TO DO
The answer must be every line of the records below that contains the word "trọng", copied out.

━━ SOURCE INFORMATION

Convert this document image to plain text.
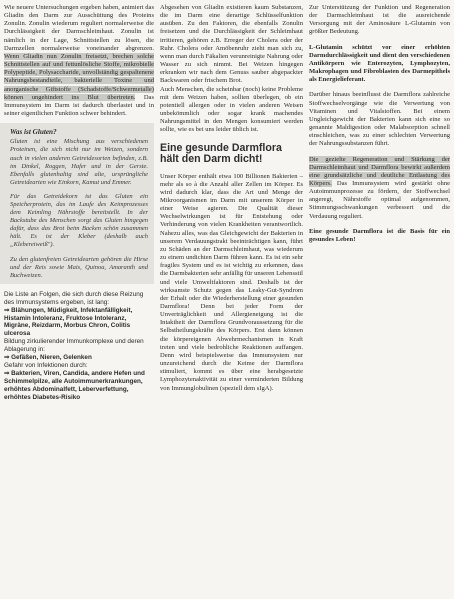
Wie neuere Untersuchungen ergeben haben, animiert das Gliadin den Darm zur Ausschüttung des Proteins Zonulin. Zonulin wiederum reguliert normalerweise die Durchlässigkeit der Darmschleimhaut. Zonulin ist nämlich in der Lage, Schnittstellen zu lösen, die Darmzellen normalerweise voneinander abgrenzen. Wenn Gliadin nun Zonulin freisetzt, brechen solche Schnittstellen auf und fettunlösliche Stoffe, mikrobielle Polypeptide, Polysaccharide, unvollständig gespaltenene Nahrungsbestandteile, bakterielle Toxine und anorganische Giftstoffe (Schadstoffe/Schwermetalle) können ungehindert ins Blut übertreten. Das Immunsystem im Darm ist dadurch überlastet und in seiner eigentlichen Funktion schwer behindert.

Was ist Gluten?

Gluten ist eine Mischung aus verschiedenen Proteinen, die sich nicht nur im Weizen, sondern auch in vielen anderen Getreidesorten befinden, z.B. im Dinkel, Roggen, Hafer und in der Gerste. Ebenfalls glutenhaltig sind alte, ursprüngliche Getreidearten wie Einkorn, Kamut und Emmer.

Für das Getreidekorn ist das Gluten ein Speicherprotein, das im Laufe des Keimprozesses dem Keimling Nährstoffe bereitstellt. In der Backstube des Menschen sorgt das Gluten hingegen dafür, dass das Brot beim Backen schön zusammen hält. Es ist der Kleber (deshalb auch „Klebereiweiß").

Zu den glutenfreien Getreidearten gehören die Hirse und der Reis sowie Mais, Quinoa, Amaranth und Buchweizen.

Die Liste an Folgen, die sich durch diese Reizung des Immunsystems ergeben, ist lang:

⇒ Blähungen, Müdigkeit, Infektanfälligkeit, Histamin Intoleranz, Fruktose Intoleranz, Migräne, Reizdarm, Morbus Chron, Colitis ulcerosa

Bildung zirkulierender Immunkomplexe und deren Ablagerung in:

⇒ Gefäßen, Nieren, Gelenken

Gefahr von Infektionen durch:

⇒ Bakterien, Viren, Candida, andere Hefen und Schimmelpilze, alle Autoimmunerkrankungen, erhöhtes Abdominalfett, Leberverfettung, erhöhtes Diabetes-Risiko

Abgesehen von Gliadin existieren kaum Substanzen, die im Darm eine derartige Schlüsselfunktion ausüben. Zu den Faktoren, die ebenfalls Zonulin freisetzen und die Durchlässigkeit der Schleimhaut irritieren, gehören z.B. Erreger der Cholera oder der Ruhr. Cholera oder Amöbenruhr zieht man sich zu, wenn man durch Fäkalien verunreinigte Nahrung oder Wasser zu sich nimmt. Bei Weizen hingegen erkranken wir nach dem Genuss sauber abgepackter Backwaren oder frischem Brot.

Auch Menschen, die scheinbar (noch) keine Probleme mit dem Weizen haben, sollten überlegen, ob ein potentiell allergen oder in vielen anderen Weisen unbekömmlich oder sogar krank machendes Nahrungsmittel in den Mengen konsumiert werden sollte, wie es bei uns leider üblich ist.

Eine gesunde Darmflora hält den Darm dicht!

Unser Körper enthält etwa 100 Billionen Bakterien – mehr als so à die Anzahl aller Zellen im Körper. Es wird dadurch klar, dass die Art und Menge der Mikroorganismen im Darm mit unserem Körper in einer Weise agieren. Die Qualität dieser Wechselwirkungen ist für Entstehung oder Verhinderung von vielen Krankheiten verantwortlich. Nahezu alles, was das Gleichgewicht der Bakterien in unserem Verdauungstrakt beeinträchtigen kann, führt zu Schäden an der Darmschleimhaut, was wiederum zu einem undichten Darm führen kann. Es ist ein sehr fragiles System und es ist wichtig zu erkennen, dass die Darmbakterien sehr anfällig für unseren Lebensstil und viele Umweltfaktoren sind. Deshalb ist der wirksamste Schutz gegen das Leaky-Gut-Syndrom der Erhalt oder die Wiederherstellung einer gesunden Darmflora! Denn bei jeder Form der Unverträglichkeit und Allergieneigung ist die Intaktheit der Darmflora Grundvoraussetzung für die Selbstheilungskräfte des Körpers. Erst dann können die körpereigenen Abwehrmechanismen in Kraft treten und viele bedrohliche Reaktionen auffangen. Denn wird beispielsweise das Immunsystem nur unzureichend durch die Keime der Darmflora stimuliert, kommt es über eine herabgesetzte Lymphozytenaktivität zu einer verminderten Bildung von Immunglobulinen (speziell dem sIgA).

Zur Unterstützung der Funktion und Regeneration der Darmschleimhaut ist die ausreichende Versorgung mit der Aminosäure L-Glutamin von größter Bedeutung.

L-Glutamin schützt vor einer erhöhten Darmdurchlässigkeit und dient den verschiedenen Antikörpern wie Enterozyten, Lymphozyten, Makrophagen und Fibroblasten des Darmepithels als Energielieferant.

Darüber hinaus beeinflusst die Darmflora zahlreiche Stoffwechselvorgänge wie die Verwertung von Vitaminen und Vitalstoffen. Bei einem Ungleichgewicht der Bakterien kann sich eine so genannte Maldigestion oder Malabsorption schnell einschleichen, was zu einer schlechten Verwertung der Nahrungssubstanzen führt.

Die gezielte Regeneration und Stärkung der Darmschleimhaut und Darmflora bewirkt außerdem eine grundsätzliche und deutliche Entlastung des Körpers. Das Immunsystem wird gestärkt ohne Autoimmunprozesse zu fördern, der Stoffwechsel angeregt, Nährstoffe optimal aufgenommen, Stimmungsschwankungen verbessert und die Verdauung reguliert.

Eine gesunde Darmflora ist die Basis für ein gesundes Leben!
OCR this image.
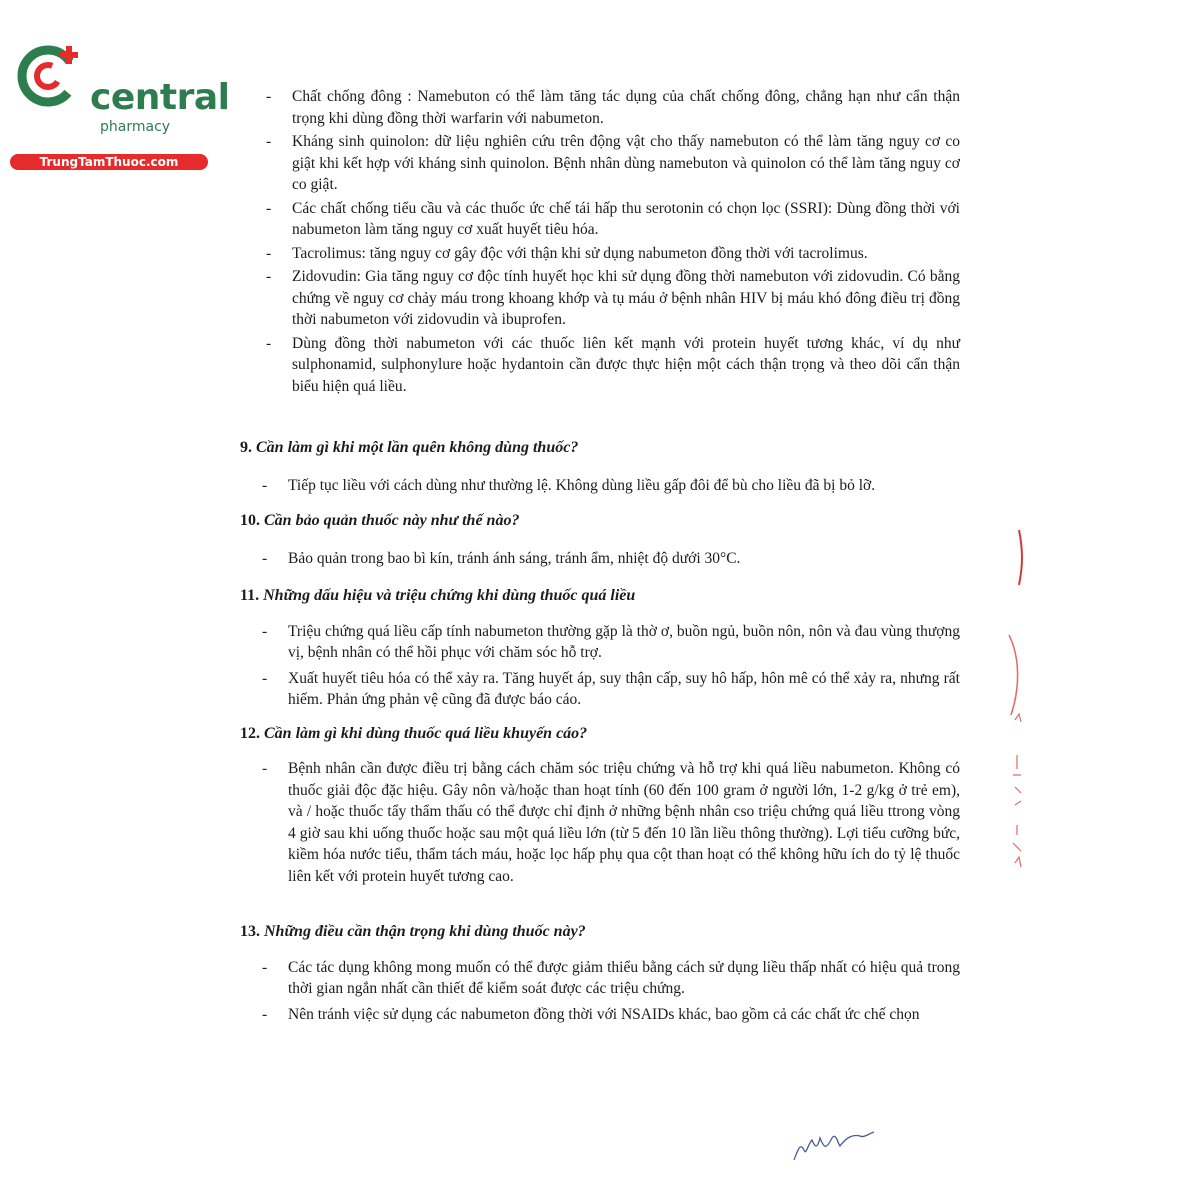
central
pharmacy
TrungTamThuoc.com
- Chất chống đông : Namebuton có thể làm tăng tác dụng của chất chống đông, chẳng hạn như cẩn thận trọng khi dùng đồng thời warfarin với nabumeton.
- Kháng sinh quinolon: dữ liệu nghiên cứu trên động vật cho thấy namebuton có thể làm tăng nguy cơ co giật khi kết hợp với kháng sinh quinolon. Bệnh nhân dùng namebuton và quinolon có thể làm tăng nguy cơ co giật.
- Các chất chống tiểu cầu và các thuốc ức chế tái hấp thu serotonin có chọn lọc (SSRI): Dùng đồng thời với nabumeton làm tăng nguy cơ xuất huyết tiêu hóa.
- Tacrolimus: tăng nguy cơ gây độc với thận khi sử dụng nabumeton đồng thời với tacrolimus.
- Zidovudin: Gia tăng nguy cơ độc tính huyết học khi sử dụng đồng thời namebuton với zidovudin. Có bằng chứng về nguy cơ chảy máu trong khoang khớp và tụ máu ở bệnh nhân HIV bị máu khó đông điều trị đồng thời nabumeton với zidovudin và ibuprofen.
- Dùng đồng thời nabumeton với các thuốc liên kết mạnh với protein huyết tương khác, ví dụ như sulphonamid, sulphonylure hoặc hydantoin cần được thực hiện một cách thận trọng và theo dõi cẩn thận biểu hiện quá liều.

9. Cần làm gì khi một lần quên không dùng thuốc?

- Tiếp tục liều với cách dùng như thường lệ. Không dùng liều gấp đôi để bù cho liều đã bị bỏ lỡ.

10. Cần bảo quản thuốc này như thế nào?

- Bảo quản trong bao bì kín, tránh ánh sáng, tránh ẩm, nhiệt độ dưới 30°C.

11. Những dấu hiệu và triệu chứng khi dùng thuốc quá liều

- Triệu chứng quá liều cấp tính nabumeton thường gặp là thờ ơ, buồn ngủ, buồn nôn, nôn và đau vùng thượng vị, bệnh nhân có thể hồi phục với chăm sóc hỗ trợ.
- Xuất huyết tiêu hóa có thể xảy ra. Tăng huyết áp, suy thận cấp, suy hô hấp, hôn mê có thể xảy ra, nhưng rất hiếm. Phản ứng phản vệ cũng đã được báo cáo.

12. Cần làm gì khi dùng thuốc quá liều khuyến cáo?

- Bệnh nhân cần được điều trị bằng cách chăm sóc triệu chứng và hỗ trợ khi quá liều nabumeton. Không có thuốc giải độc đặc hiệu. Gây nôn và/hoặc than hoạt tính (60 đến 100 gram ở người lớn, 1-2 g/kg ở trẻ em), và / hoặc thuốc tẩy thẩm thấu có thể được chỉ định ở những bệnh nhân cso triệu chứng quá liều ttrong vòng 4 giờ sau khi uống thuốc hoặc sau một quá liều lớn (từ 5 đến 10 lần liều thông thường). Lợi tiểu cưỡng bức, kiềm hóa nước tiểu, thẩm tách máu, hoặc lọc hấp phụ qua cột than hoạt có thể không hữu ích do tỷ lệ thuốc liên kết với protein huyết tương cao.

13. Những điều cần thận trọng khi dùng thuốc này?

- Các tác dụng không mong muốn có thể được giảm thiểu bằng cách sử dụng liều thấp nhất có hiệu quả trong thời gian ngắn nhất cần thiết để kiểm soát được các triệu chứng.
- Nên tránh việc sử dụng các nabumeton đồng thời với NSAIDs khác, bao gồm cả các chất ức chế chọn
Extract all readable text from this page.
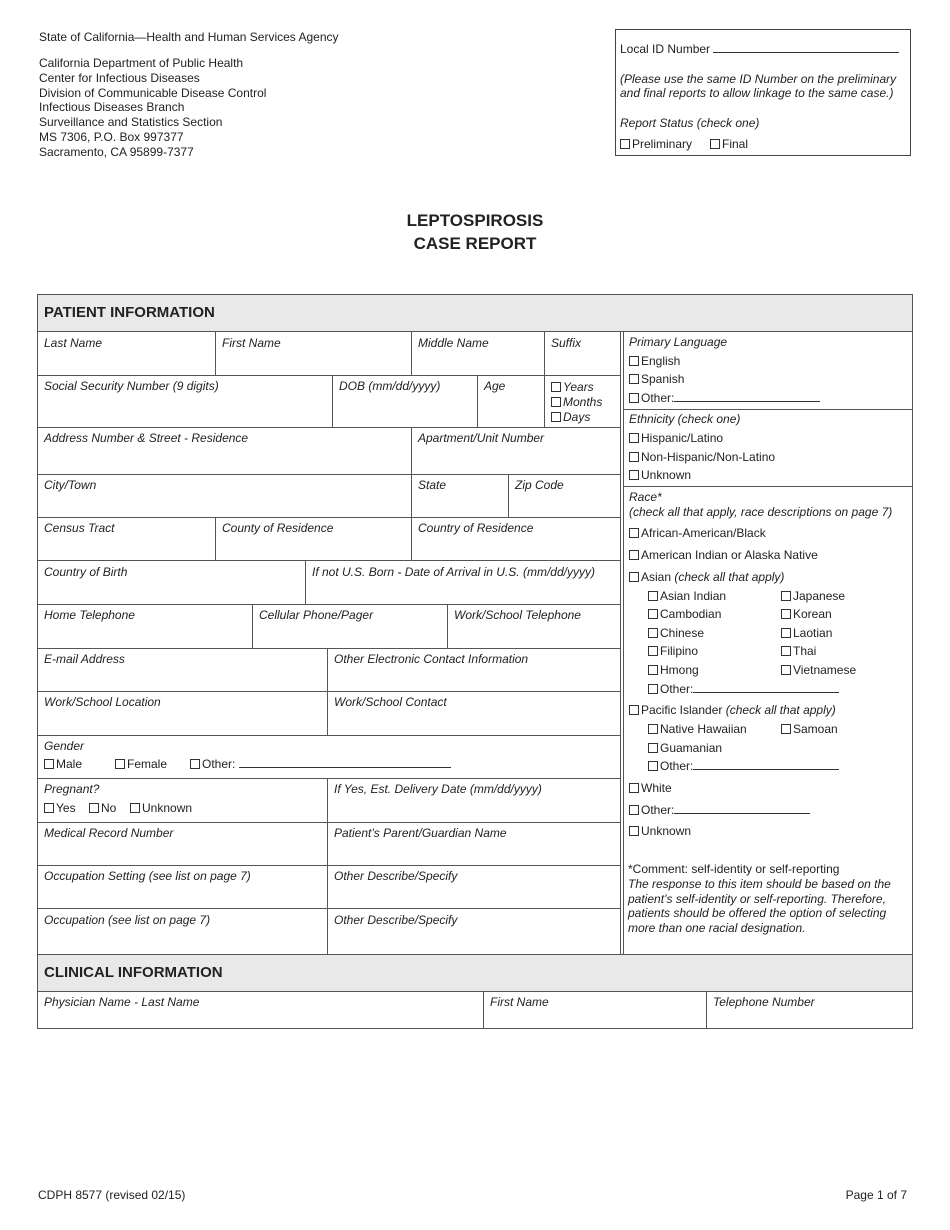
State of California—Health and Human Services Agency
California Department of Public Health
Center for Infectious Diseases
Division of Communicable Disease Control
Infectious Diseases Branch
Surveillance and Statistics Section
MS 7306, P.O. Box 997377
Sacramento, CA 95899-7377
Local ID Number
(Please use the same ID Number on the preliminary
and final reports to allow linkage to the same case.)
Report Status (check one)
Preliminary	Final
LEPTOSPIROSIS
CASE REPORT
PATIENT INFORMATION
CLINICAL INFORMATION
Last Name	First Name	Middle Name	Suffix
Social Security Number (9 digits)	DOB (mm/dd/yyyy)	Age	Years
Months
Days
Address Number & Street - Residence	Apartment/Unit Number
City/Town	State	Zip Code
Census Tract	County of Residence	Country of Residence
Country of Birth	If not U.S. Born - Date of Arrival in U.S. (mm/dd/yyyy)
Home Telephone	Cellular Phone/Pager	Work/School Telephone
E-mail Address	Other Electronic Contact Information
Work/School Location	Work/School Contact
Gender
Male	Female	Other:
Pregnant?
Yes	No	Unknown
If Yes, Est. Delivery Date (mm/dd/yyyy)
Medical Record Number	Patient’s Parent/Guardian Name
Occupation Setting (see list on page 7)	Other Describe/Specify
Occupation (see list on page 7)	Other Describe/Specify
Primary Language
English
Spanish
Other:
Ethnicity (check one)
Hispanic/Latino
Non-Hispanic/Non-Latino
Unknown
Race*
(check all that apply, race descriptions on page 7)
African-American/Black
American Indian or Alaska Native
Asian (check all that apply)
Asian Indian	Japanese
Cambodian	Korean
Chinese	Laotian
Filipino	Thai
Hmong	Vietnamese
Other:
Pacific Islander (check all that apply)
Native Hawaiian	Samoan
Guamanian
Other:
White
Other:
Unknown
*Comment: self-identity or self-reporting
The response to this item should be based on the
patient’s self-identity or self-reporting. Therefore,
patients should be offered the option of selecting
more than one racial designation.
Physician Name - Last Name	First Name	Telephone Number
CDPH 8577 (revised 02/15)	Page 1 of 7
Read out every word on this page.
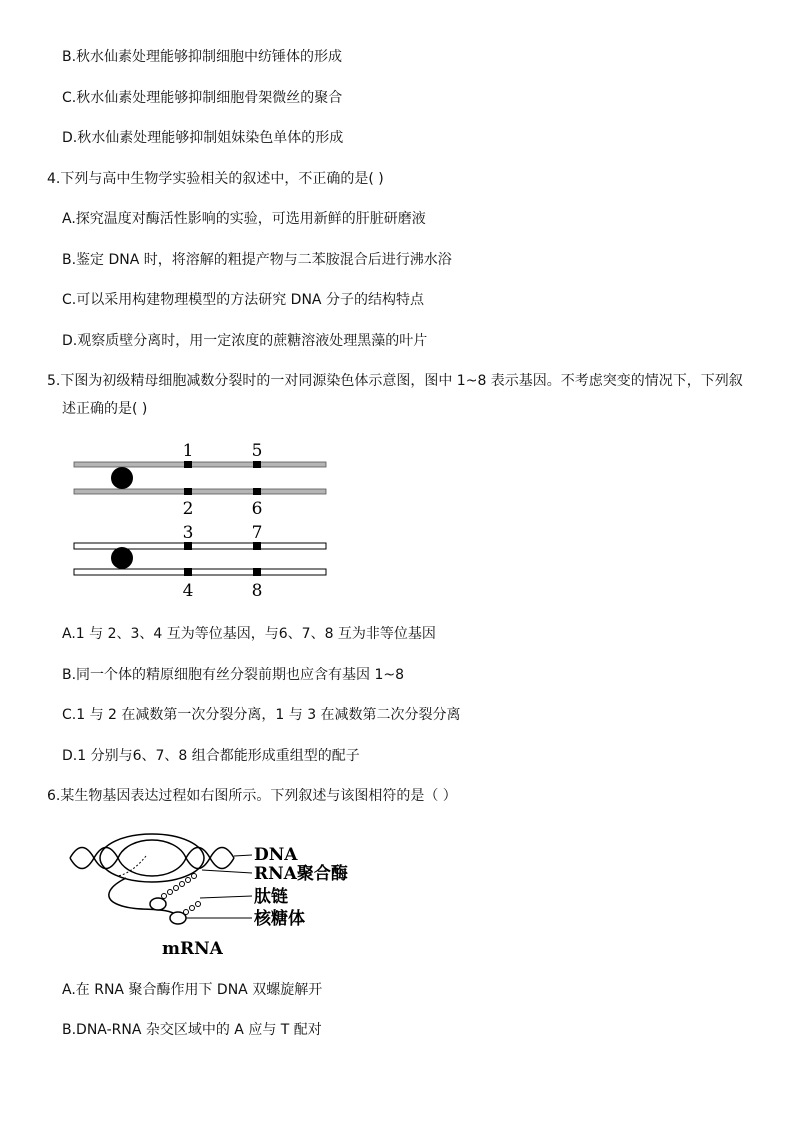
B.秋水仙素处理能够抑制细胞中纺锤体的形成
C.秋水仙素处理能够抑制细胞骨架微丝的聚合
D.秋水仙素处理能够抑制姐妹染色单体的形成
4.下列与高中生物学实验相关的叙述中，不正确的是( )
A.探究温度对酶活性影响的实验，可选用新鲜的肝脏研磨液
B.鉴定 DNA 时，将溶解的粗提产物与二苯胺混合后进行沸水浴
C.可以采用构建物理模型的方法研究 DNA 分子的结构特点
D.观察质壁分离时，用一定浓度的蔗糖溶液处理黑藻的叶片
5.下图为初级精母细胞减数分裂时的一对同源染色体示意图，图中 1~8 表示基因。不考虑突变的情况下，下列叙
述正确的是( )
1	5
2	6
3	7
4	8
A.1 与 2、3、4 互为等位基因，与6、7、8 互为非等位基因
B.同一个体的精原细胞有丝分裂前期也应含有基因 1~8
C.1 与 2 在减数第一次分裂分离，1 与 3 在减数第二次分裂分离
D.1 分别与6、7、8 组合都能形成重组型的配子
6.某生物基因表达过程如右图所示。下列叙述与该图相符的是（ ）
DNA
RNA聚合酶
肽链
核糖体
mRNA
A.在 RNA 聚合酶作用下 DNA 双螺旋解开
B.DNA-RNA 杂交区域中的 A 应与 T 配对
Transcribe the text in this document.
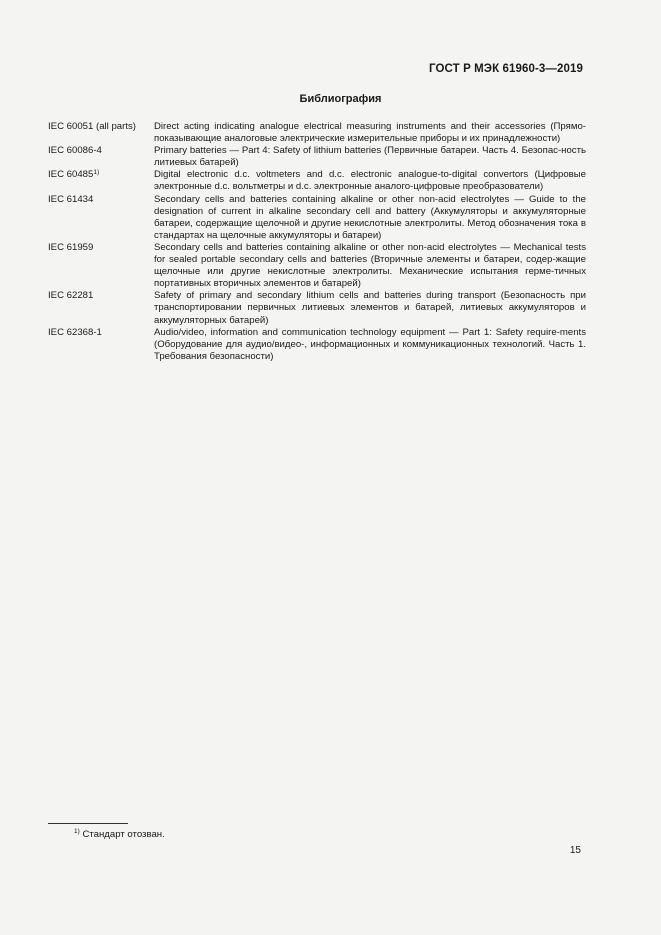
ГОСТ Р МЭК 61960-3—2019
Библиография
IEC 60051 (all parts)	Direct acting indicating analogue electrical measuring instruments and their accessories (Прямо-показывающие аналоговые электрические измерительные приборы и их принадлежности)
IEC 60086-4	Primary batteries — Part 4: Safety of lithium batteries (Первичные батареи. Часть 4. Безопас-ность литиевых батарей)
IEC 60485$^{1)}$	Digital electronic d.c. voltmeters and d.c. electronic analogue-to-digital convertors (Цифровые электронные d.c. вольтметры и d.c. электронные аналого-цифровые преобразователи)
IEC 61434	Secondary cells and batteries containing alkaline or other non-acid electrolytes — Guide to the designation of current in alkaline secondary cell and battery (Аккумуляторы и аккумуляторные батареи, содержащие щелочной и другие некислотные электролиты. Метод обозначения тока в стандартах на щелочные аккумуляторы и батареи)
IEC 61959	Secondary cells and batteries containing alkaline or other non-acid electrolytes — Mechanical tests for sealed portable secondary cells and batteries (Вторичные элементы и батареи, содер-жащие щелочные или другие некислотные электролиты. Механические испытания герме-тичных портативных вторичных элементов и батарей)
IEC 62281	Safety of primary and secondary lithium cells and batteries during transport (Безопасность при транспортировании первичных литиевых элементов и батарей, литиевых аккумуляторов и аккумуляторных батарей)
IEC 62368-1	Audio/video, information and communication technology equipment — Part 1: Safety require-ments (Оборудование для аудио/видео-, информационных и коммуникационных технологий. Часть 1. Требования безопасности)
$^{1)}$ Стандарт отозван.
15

━━━━

FINISHED EXERCISE
- Chất chống đông : Namebuton có thể làm tăng tác dụng của chất chống đông, chẳng hạn như cẩn thận trọng khi dùng đồng thời warfarin với nabumeton.
- Dùng đồng thời nabumeton với các thuốc liên kết mạnh với protein huyết tương khác, ví dụ như sulphonamid, sulphonylure hoặc hydantoin cần được thực hiện một cách thận trọng và theo dõi cẩn thận biểu hiện quá liều.
13. Những điều cần thận trọng khi dùng thuốc này?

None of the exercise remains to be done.